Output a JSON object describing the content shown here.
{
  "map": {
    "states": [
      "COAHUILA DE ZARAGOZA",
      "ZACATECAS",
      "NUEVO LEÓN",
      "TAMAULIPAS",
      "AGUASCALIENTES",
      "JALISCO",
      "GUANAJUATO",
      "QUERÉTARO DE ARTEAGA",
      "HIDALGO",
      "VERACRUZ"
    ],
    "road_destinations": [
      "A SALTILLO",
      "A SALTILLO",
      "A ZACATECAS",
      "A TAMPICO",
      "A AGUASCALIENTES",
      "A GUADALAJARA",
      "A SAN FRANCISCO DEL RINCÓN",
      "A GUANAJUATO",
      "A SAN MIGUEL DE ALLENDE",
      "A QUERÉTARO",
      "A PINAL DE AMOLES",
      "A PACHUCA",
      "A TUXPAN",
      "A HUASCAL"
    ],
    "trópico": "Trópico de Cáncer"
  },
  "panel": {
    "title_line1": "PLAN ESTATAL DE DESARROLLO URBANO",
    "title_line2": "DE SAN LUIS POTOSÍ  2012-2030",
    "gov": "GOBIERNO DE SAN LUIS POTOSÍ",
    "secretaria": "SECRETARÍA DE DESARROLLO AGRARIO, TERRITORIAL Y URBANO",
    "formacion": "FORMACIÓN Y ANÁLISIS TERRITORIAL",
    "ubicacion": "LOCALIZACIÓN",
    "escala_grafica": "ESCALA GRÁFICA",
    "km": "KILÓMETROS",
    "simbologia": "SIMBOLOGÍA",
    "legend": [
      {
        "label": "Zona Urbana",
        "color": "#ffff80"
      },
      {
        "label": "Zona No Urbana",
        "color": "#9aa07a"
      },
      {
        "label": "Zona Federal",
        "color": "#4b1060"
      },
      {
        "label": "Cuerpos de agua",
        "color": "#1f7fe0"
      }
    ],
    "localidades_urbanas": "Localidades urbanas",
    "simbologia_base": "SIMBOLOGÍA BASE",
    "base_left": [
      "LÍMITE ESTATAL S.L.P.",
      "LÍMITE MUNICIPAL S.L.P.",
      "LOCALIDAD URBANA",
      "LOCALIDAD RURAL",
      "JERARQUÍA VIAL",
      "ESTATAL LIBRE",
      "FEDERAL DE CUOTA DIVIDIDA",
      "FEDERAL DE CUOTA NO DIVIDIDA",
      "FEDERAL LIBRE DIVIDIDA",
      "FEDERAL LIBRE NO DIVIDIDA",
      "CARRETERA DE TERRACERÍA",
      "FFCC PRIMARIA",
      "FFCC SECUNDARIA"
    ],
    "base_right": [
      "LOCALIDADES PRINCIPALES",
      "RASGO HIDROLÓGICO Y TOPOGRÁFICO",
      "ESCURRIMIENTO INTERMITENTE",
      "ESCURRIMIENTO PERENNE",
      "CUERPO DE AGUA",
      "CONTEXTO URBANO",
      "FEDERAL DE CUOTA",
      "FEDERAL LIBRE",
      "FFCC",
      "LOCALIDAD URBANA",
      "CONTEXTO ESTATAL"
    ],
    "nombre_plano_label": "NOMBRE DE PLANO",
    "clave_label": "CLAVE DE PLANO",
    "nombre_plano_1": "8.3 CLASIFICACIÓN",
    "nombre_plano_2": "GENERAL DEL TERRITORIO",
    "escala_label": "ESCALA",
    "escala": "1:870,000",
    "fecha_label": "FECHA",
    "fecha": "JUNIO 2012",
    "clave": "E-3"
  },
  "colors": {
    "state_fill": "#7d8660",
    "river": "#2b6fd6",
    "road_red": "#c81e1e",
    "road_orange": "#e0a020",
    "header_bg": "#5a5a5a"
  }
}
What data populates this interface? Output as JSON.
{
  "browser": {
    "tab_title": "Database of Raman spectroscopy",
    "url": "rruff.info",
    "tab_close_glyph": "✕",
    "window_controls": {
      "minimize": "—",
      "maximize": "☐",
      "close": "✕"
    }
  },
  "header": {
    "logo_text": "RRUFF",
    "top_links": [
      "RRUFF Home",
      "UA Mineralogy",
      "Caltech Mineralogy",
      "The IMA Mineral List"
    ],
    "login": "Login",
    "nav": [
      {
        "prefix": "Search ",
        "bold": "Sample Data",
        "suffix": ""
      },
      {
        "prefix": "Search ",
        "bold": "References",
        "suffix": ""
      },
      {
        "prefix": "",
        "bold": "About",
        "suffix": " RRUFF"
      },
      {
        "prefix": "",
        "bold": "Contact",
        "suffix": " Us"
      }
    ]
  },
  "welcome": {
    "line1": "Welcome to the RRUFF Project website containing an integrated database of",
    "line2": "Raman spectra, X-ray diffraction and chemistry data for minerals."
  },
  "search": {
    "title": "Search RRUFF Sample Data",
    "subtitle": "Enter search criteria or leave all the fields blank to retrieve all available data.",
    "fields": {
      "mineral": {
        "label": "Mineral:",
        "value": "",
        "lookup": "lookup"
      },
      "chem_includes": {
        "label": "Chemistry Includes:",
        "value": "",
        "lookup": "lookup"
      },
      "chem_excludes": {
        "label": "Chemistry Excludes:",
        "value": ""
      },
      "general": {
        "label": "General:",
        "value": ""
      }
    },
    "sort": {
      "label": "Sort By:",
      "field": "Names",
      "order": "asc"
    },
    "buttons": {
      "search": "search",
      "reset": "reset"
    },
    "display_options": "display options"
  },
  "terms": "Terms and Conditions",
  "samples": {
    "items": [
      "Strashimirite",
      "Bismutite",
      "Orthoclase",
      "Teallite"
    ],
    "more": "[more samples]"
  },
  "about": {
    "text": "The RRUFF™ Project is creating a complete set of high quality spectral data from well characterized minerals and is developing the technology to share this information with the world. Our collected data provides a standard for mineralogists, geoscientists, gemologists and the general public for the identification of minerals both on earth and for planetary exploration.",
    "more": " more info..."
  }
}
----
* Task brief
Show the data once more, exactly as it was written.

* Output below
Output a JSON object describing the content shown here.
{
  "map": {
    "states": [
      "COAHUILA DE ZARAGOZA",
      "ZACATECAS",
      "NUEVO LEÓN",
      "TAMAULIPAS",
      "AGUASCALIENTES",
      "JALISCO",
      "GUANAJUATO",
      "QUERÉTARO DE ARTEAGA",
      "HIDALGO",
      "VERACRUZ"
    ],
    "road_destinations": [
      "A SALTILLO",
      "A SALTILLO",
      "A ZACATECAS",
      "A TAMPICO",
      "A AGUASCALIENTES",
      "A GUADALAJARA",
      "A SAN FRANCISCO DEL RINCÓN",
      "A GUANAJUATO",
      "A SAN MIGUEL DE ALLENDE",
      "A QUERÉTARO",
      "A PINAL DE AMOLES",
      "A PACHUCA",
      "A TUXPAN",
      "A HUASCAL"
    ],
    "trópico": "Trópico de Cáncer"
  },
  "panel": {
    "title_line1": "PLAN ESTATAL DE DESARROLLO URBANO",
    "title_line2": "DE SAN LUIS POTOSÍ  2012-2030",
    "gov": "GOBIERNO DE SAN LUIS POTOSÍ",
    "secretaria": "SECRETARÍA DE DESARROLLO AGRARIO, TERRITORIAL Y URBANO",
    "formacion": "FORMACIÓN Y ANÁLISIS TERRITORIAL",
    "ubicacion": "LOCALIZACIÓN",
    "escala_grafica": "ESCALA GRÁFICA",
    "km": "KILÓMETROS",
    "simbologia": "SIMBOLOGÍA",
    "legend": [
      {
        "label": "Zona Urbana",
        "color": "#ffff80"
      },
      {
        "label": "Zona No Urbana",
        "color": "#9aa07a"
      },
      {
        "label": "Zona Federal",
        "color": "#4b1060"
      },
      {
        "label": "Cuerpos de agua",
        "color": "#1f7fe0"
      }
    ],
    "localidades_urbanas": "Localidades urbanas",
    "simbologia_base": "SIMBOLOGÍA BASE",
    "base_left": [
      "LÍMITE ESTATAL S.L.P.",
      "LÍMITE MUNICIPAL S.L.P.",
      "LOCALIDAD URBANA",
      "LOCALIDAD RURAL",
      "JERARQUÍA VIAL",
      "ESTATAL LIBRE",
      "FEDERAL DE CUOTA DIVIDIDA",
      "FEDERAL DE CUOTA NO DIVIDIDA",
      "FEDERAL LIBRE DIVIDIDA",
      "FEDERAL LIBRE NO DIVIDIDA",
      "CARRETERA DE TERRACERÍA",
      "FFCC PRIMARIA",
      "FFCC SECUNDARIA"
    ],
    "base_right": [
      "LOCALIDADES PRINCIPALES",
      "RASGO HIDROLÓGICO Y TOPOGRÁFICO",
      "ESCURRIMIENTO INTERMITENTE",
      "ESCURRIMIENTO PERENNE",
      "CUERPO DE AGUA",
      "CONTEXTO URBANO",
      "FEDERAL DE CUOTA",
      "FEDERAL LIBRE",
      "FFCC",
      "LOCALIDAD URBANA",
      "CONTEXTO ESTATAL"
    ],
    "nombre_plano_label": "NOMBRE DE PLANO",
    "clave_label": "CLAVE DE PLANO",
    "nombre_plano_1": "8.3 CLASIFICACIÓN",
    "nombre_plano_2": "GENERAL DEL TERRITORIO",
    "escala_label": "ESCALA",
    "escala": "1:870,000",
    "fecha_label": "FECHA",
    "fecha": "JUNIO 2012",
    "clave": "E-3"
  },
  "colors": {
    "state_fill": "#7d8660",
    "river": "#2b6fd6",
    "road_red": "#c81e1e",
    "road_orange": "#e0a020",
    "header_bg": "#5a5a5a"
  }
}
What data populates this interface? Output as JSON.
{
  "browser": {
    "tab_title": "Database of Raman spectroscopy",
    "url": "rruff.info",
    "tab_close_glyph": "✕",
    "window_controls": {
      "minimize": "—",
      "maximize": "☐",
      "close": "✕"
    }
  },
  "header": {
    "logo_text": "RRUFF",
    "top_links": [
      "RRUFF Home",
      "UA Mineralogy",
      "Caltech Mineralogy",
      "The IMA Mineral List"
    ],
    "login": "Login",
    "nav": [
      {
        "prefix": "Search ",
        "bold": "Sample Data",
        "suffix": ""
      },
      {
        "prefix": "Search ",
        "bold": "References",
        "suffix": ""
      },
      {
        "prefix": "",
        "bold": "About",
        "suffix": " RRUFF"
      },
      {
        "prefix": "",
        "bold": "Contact",
        "suffix": " Us"
      }
    ]
  },
  "welcome": {
    "line1": "Welcome to the RRUFF Project website containing an integrated database of",
    "line2": "Raman spectra, X-ray diffraction and chemistry data for minerals."
  },
  "search": {
    "title": "Search RRUFF Sample Data",
    "subtitle": "Enter search criteria or leave all the fields blank to retrieve all available data.",
    "fields": {
      "mineral": {
        "label": "Mineral:",
        "value": "",
        "lookup": "lookup"
      },
      "chem_includes": {
        "label": "Chemistry Includes:",
        "value": "",
        "lookup": "lookup"
      },
      "chem_excludes": {
        "label": "Chemistry Excludes:",
        "value": ""
      },
      "general": {
        "label": "General:",
        "value": ""
      }
    },
    "sort": {
      "label": "Sort By:",
      "field": "Names",
      "order": "asc"
    },
    "buttons": {
      "search": "search",
      "reset": "reset"
    },
    "display_options": "display options"
  },
  "terms": "Terms and Conditions",
  "samples": {
    "items": [
      "Strashimirite",
      "Bismutite",
      "Orthoclase",
      "Teallite"
    ],
    "more": "[more samples]"
  },
  "about": {
    "text": "The RRUFF™ Project is creating a complete set of high quality spectral data from well characterized minerals and is developing the technology to share this information with the world. Our collected data provides a standard for mineralogists, geoscientists, gemologists and the general public for the identification of minerals both on earth and for planetary exploration.",
    "more": " more info..."
  }
}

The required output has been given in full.